_What you have to do:_
Each line that follows should be printed again exactly as it stands.

Data excerpts
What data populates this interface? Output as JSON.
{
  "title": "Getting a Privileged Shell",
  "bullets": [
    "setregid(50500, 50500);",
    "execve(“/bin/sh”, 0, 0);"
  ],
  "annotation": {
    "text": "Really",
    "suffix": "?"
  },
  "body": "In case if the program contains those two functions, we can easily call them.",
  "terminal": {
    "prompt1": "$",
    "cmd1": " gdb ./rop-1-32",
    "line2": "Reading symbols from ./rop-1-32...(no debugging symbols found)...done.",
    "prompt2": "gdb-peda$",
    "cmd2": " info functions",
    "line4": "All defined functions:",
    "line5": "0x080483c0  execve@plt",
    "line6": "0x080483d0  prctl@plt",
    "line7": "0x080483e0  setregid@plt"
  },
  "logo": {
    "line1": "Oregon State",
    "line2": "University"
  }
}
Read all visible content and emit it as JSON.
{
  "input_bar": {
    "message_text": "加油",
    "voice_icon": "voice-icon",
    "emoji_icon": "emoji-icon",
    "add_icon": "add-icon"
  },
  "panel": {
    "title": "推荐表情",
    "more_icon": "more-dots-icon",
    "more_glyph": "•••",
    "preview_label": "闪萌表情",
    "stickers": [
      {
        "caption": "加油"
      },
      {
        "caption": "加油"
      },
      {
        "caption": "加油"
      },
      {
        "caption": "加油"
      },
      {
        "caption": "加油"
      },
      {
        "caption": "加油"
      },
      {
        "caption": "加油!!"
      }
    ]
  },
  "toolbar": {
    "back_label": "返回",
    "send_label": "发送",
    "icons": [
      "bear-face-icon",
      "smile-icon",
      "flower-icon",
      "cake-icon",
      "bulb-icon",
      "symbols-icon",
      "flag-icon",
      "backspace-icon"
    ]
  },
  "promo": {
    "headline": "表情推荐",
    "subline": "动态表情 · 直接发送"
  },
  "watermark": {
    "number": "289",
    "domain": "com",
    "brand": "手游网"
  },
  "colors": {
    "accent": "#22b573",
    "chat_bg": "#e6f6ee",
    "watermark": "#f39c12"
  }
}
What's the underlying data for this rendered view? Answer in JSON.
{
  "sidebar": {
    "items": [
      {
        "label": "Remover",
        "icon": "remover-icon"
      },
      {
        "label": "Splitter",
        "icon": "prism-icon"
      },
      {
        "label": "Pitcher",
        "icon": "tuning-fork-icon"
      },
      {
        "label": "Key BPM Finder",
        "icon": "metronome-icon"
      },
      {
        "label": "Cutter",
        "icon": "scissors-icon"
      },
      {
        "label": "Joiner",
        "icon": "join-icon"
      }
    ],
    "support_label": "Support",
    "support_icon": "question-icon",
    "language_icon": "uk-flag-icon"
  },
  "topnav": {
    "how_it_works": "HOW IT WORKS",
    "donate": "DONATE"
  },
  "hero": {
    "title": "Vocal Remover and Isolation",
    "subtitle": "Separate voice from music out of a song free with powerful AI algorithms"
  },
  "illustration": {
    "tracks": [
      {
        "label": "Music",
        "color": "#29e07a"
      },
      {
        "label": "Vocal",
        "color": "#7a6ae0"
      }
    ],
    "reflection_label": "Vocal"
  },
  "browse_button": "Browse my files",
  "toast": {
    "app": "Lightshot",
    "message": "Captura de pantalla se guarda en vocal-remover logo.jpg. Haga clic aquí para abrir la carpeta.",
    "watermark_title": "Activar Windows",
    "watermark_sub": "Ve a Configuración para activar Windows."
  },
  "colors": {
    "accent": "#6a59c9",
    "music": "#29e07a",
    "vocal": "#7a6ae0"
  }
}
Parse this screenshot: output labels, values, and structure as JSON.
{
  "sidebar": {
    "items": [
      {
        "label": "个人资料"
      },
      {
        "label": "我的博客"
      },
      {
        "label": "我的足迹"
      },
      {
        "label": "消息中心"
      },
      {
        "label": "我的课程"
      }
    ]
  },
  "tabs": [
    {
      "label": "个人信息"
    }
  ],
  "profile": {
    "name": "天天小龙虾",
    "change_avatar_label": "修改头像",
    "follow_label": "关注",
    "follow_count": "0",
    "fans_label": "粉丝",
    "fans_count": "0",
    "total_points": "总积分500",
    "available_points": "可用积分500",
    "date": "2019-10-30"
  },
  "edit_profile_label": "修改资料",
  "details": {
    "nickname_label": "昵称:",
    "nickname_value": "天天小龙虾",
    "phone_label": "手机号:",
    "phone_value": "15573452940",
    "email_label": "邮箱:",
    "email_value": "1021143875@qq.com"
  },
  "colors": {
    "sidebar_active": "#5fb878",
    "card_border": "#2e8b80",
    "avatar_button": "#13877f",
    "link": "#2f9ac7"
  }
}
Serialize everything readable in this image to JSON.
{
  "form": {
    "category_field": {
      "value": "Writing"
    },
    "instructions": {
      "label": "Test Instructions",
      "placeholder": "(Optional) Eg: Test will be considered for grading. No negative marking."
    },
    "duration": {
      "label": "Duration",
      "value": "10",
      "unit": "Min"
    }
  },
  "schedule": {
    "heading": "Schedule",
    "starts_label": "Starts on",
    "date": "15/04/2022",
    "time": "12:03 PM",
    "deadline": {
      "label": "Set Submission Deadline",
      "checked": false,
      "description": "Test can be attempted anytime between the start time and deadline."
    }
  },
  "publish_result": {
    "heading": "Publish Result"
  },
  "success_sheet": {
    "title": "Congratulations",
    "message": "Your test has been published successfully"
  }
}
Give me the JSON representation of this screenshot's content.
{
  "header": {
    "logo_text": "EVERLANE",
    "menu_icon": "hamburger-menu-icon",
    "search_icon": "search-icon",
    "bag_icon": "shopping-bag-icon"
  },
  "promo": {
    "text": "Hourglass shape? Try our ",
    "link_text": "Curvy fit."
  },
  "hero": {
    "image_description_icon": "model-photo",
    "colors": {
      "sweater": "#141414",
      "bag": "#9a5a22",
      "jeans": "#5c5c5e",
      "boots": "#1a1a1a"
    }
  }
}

_Exercise solution:_
What data populates this interface? Output as JSON.
{
  "title": "Getting a Privileged Shell",
  "bullets": [
    "setregid(50500, 50500);",
    "execve(“/bin/sh”, 0, 0);"
  ],
  "annotation": {
    "text": "Really",
    "suffix": "?"
  },
  "body": "In case if the program contains those two functions, we can easily call them.",
  "terminal": {
    "prompt1": "$",
    "cmd1": " gdb ./rop-1-32",
    "line2": "Reading symbols from ./rop-1-32...(no debugging symbols found)...done.",
    "prompt2": "gdb-peda$",
    "cmd2": " info functions",
    "line4": "All defined functions:",
    "line5": "0x080483c0  execve@plt",
    "line6": "0x080483d0  prctl@plt",
    "line7": "0x080483e0  setregid@plt"
  },
  "logo": {
    "line1": "Oregon State",
    "line2": "University"
  }
}
Read all visible content and emit it as JSON.
{
  "input_bar": {
    "message_text": "加油",
    "voice_icon": "voice-icon",
    "emoji_icon": "emoji-icon",
    "add_icon": "add-icon"
  },
  "panel": {
    "title": "推荐表情",
    "more_icon": "more-dots-icon",
    "more_glyph": "•••",
    "preview_label": "闪萌表情",
    "stickers": [
      {
        "caption": "加油"
      },
      {
        "caption": "加油"
      },
      {
        "caption": "加油"
      },
      {
        "caption": "加油"
      },
      {
        "caption": "加油"
      },
      {
        "caption": "加油"
      },
      {
        "caption": "加油!!"
      }
    ]
  },
  "toolbar": {
    "back_label": "返回",
    "send_label": "发送",
    "icons": [
      "bear-face-icon",
      "smile-icon",
      "flower-icon",
      "cake-icon",
      "bulb-icon",
      "symbols-icon",
      "flag-icon",
      "backspace-icon"
    ]
  },
  "promo": {
    "headline": "表情推荐",
    "subline": "动态表情 · 直接发送"
  },
  "watermark": {
    "number": "289",
    "domain": "com",
    "brand": "手游网"
  },
  "colors": {
    "accent": "#22b573",
    "chat_bg": "#e6f6ee",
    "watermark": "#f39c12"
  }
}
What's the underlying data for this rendered view? Answer in JSON.
{
  "sidebar": {
    "items": [
      {
        "label": "Remover",
        "icon": "remover-icon"
      },
      {
        "label": "Splitter",
        "icon": "prism-icon"
      },
      {
        "label": "Pitcher",
        "icon": "tuning-fork-icon"
      },
      {
        "label": "Key BPM Finder",
        "icon": "metronome-icon"
      },
      {
        "label": "Cutter",
        "icon": "scissors-icon"
      },
      {
        "label": "Joiner",
        "icon": "join-icon"
      }
    ],
    "support_label": "Support",
    "support_icon": "question-icon",
    "language_icon": "uk-flag-icon"
  },
  "topnav": {
    "how_it_works": "HOW IT WORKS",
    "donate": "DONATE"
  },
  "hero": {
    "title": "Vocal Remover and Isolation",
    "subtitle": "Separate voice from music out of a song free with powerful AI algorithms"
  },
  "illustration": {
    "tracks": [
      {
        "label": "Music",
        "color": "#29e07a"
      },
      {
        "label": "Vocal",
        "color": "#7a6ae0"
      }
    ],
    "reflection_label": "Vocal"
  },
  "browse_button": "Browse my files",
  "toast": {
    "app": "Lightshot",
    "message": "Captura de pantalla se guarda en vocal-remover logo.jpg. Haga clic aquí para abrir la carpeta.",
    "watermark_title": "Activar Windows",
    "watermark_sub": "Ve a Configuración para activar Windows."
  },
  "colors": {
    "accent": "#6a59c9",
    "music": "#29e07a",
    "vocal": "#7a6ae0"
  }
}
Parse this screenshot: output labels, values, and structure as JSON.
{
  "sidebar": {
    "items": [
      {
        "label": "个人资料"
      },
      {
        "label": "我的博客"
      },
      {
        "label": "我的足迹"
      },
      {
        "label": "消息中心"
      },
      {
        "label": "我的课程"
      }
    ]
  },
  "tabs": [
    {
      "label": "个人信息"
    }
  ],
  "profile": {
    "name": "天天小龙虾",
    "change_avatar_label": "修改头像",
    "follow_label": "关注",
    "follow_count": "0",
    "fans_label": "粉丝",
    "fans_count": "0",
    "total_points": "总积分500",
    "available_points": "可用积分500",
    "date": "2019-10-30"
  },
  "edit_profile_label": "修改资料",
  "details": {
    "nickname_label": "昵称:",
    "nickname_value": "天天小龙虾",
    "phone_label": "手机号:",
    "phone_value": "15573452940",
    "email_label": "邮箱:",
    "email_value": "1021143875@qq.com"
  },
  "colors": {
    "sidebar_active": "#5fb878",
    "card_border": "#2e8b80",
    "avatar_button": "#13877f",
    "link": "#2f9ac7"
  }
}
Serialize everything readable in this image to JSON.
{
  "form": {
    "category_field": {
      "value": "Writing"
    },
    "instructions": {
      "label": "Test Instructions",
      "placeholder": "(Optional) Eg: Test will be considered for grading. No negative marking."
    },
    "duration": {
      "label": "Duration",
      "value": "10",
      "unit": "Min"
    }
  },
  "schedule": {
    "heading": "Schedule",
    "starts_label": "Starts on",
    "date": "15/04/2022",
    "time": "12:03 PM",
    "deadline": {
      "label": "Set Submission Deadline",
      "checked": false,
      "description": "Test can be attempted anytime between the start time and deadline."
    }
  },
  "publish_result": {
    "heading": "Publish Result"
  },
  "success_sheet": {
    "title": "Congratulations",
    "message": "Your test has been published successfully"
  }
}
Give me the JSON representation of this screenshot's content.
{
  "header": {
    "logo_text": "EVERLANE",
    "menu_icon": "hamburger-menu-icon",
    "search_icon": "search-icon",
    "bag_icon": "shopping-bag-icon"
  },
  "promo": {
    "text": "Hourglass shape? Try our ",
    "link_text": "Curvy fit."
  },
  "hero": {
    "image_description_icon": "model-photo",
    "colors": {
      "sweater": "#141414",
      "bag": "#9a5a22",
      "jeans": "#5c5c5e",
      "boots": "#1a1a1a"
    }
  }
}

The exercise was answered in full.